(Saved entries)
====
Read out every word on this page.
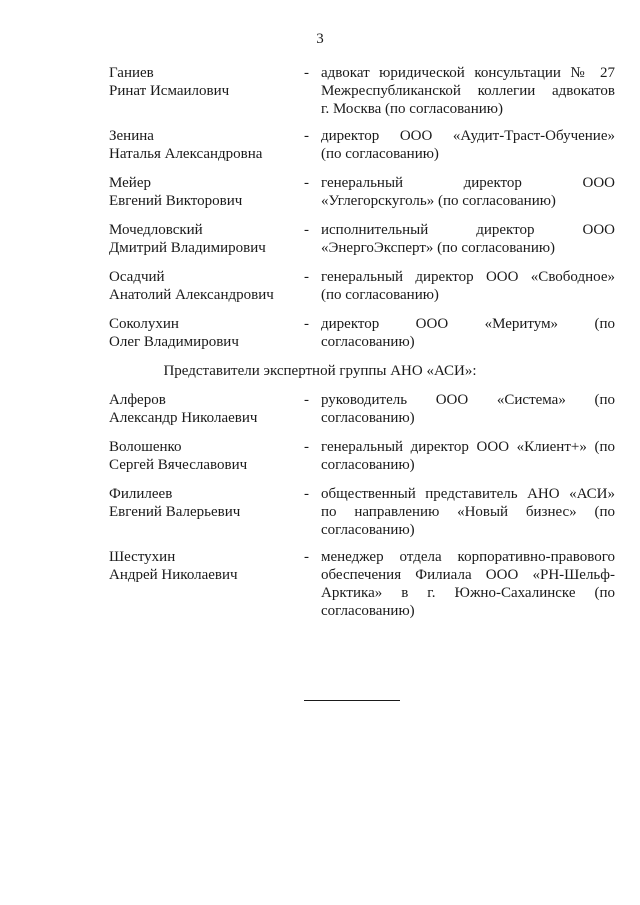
3
Ганиев
Ринат Исмаилович
- адвокат юридической консультации № 27
Межреспубликанской коллегии адвокатов
г. Москва (по согласованию)
Зенина
Наталья Александровна
- директор ООО «Аудит-Траст-Обучение»
(по согласованию)
Мейер
Евгений Викторович
- генеральный директор ООО
«Углегорскуголь» (по согласованию)
Мочедловский
Дмитрий Владимирович
- исполнительный директор ООО
«ЭнергоЭксперт» (по согласованию)
Осадчий
Анатолий Александрович
- генеральный директор ООО «Свободное»
(по согласованию)
Соколухин
Олег Владимирович
- директор ООО «Меритум» (по
согласованию)
Представители экспертной группы АНО «АСИ»:
Алферов
Александр Николаевич
- руководитель ООО «Система» (по
согласованию)
Волошенко
Сергей Вячеславович
- генеральный директор ООО «Клиент+» (по
согласованию)
Филилеев
Евгений Валерьевич
- общественный представитель АНО «АСИ»
по направлению «Новый бизнес» (по
согласованию)
Шестухин
Андрей Николаевич
- менеджер отдела корпоративно-правового
обеспечения Филиала ООО «РН-Шельф-
Арктика» в г. Южно-Сахалинске (по
согласованию)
====
— EXERCISE —
Write out the whole listing again, exactly, with no pictures.

— WRITTEN SOLUTION —
Read out every word on this page.
3
Ганиев
Ринат Исмаилович
- адвокат юридической консультации № 27
Межреспубликанской коллегии адвокатов
г. Москва (по согласованию)
Зенина
Наталья Александровна
- директор ООО «Аудит-Траст-Обучение»
(по согласованию)
Мейер
Евгений Викторович
- генеральный директор ООО
«Углегорскуголь» (по согласованию)
Мочедловский
Дмитрий Владимирович
- исполнительный директор ООО
«ЭнергоЭксперт» (по согласованию)
Осадчий
Анатолий Александрович
- генеральный директор ООО «Свободное»
(по согласованию)
Соколухин
Олег Владимирович
- директор ООО «Меритум» (по
согласованию)
Представители экспертной группы АНО «АСИ»:
Алферов
Александр Николаевич
- руководитель ООО «Система» (по
согласованию)
Волошенко
Сергей Вячеславович
- генеральный директор ООО «Клиент+» (по
согласованию)
Филилеев
Евгений Валерьевич
- общественный представитель АНО «АСИ»
по направлению «Новый бизнес» (по
согласованию)
Шестухин
Андрей Николаевич
- менеджер отдела корпоративно-правового
обеспечения Филиала ООО «РН-Шельф-
Арктика» в г. Южно-Сахалинске (по
согласованию)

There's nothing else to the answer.